-- start of PROVIDED DATA --

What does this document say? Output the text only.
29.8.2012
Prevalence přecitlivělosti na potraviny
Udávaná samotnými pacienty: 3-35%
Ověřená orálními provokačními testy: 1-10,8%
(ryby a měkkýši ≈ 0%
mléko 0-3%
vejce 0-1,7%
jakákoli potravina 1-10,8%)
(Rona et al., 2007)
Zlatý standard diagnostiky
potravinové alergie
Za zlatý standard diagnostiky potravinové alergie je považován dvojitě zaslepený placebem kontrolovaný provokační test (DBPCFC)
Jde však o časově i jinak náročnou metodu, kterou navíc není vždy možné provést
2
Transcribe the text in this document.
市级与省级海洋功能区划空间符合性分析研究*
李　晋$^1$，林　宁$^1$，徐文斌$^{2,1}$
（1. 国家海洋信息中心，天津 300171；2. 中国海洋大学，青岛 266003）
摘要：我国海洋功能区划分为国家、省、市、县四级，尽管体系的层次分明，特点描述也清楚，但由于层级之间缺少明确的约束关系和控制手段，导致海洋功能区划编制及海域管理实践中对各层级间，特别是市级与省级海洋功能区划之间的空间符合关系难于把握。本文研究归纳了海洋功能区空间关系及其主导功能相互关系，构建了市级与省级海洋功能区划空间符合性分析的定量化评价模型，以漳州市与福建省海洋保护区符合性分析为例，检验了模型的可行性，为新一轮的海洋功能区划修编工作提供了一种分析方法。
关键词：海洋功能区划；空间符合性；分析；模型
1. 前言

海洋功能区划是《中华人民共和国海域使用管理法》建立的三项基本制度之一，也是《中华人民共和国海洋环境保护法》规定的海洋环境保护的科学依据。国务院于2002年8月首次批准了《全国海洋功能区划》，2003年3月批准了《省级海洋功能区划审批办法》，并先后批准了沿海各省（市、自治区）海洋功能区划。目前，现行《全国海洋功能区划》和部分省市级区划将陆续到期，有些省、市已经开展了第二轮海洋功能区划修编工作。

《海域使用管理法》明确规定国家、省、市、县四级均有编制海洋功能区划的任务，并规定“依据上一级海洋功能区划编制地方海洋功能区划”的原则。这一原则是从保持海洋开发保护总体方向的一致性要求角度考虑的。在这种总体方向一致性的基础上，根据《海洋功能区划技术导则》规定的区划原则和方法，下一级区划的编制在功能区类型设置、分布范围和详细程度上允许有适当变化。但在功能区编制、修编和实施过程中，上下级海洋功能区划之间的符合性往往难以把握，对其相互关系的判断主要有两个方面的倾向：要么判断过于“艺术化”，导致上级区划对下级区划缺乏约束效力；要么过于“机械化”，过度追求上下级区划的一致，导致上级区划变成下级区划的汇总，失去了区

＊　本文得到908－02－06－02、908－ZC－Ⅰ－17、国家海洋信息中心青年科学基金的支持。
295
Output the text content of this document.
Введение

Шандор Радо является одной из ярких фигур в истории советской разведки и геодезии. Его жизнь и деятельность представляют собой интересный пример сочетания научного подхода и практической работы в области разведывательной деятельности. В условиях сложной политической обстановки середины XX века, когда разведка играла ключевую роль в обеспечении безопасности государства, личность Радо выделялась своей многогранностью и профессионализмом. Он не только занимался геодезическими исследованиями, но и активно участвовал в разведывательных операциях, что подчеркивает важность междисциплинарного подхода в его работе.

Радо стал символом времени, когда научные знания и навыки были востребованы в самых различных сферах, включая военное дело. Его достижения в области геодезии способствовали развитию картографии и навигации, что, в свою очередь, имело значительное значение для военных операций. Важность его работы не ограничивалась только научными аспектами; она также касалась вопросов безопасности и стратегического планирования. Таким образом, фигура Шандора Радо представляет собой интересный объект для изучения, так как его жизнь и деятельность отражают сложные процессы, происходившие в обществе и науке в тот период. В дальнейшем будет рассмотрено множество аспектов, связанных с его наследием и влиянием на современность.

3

-- end of PROVIDED DATA --

▶ **WHAT YOU ARE ASKED TO DO**:
Transcribe each record exactly. Leave nothing out.

▶ **EXPECTED ANSWER**:
What does this document say? Output the text only.
29.8.2012
Prevalence přecitlivělosti na potraviny
Udávaná samotnými pacienty: 3-35%
Ověřená orálními provokačními testy: 1-10,8%
(ryby a měkkýši ≈ 0%
mléko 0-3%
vejce 0-1,7%
jakákoli potravina 1-10,8%)
(Rona et al., 2007)
Zlatý standard diagnostiky
potravinové alergie
Za zlatý standard diagnostiky potravinové alergie je považován dvojitě zaslepený placebem kontrolovaný provokační test (DBPCFC)
Jde však o časově i jinak náročnou metodu, kterou navíc není vždy možné provést
2
Transcribe the text in this document.
市级与省级海洋功能区划空间符合性分析研究*
李　晋$^1$，林　宁$^1$，徐文斌$^{2,1}$
（1. 国家海洋信息中心，天津 300171；2. 中国海洋大学，青岛 266003）
摘要：我国海洋功能区划分为国家、省、市、县四级，尽管体系的层次分明，特点描述也清楚，但由于层级之间缺少明确的约束关系和控制手段，导致海洋功能区划编制及海域管理实践中对各层级间，特别是市级与省级海洋功能区划之间的空间符合关系难于把握。本文研究归纳了海洋功能区空间关系及其主导功能相互关系，构建了市级与省级海洋功能区划空间符合性分析的定量化评价模型，以漳州市与福建省海洋保护区符合性分析为例，检验了模型的可行性，为新一轮的海洋功能区划修编工作提供了一种分析方法。
关键词：海洋功能区划；空间符合性；分析；模型
1. 前言

海洋功能区划是《中华人民共和国海域使用管理法》建立的三项基本制度之一，也是《中华人民共和国海洋环境保护法》规定的海洋环境保护的科学依据。国务院于2002年8月首次批准了《全国海洋功能区划》，2003年3月批准了《省级海洋功能区划审批办法》，并先后批准了沿海各省（市、自治区）海洋功能区划。目前，现行《全国海洋功能区划》和部分省市级区划将陆续到期，有些省、市已经开展了第二轮海洋功能区划修编工作。

《海域使用管理法》明确规定国家、省、市、县四级均有编制海洋功能区划的任务，并规定“依据上一级海洋功能区划编制地方海洋功能区划”的原则。这一原则是从保持海洋开发保护总体方向的一致性要求角度考虑的。在这种总体方向一致性的基础上，根据《海洋功能区划技术导则》规定的区划原则和方法，下一级区划的编制在功能区类型设置、分布范围和详细程度上允许有适当变化。但在功能区编制、修编和实施过程中，上下级海洋功能区划之间的符合性往往难以把握，对其相互关系的判断主要有两个方面的倾向：要么判断过于“艺术化”，导致上级区划对下级区划缺乏约束效力；要么过于“机械化”，过度追求上下级区划的一致，导致上级区划变成下级区划的汇总，失去了区

＊　本文得到908－02－06－02、908－ZC－Ⅰ－17、国家海洋信息中心青年科学基金的支持。
295
Output the text content of this document.
Введение

Шандор Радо является одной из ярких фигур в истории советской разведки и геодезии. Его жизнь и деятельность представляют собой интересный пример сочетания научного подхода и практической работы в области разведывательной деятельности. В условиях сложной политической обстановки середины XX века, когда разведка играла ключевую роль в обеспечении безопасности государства, личность Радо выделялась своей многогранностью и профессионализмом. Он не только занимался геодезическими исследованиями, но и активно участвовал в разведывательных операциях, что подчеркивает важность междисциплинарного подхода в его работе.

Радо стал символом времени, когда научные знания и навыки были востребованы в самых различных сферах, включая военное дело. Его достижения в области геодезии способствовали развитию картографии и навигации, что, в свою очередь, имело значительное значение для военных операций. Важность его работы не ограничивалась только научными аспектами; она также касалась вопросов безопасности и стратегического планирования. Таким образом, фигура Шандора Радо представляет собой интересный объект для изучения, так как его жизнь и деятельность отражают сложные процессы, происходившие в обществе и науке в тот период. В дальнейшем будет рассмотрено множество аспектов, связанных с его наследием и влиянием на современность.

3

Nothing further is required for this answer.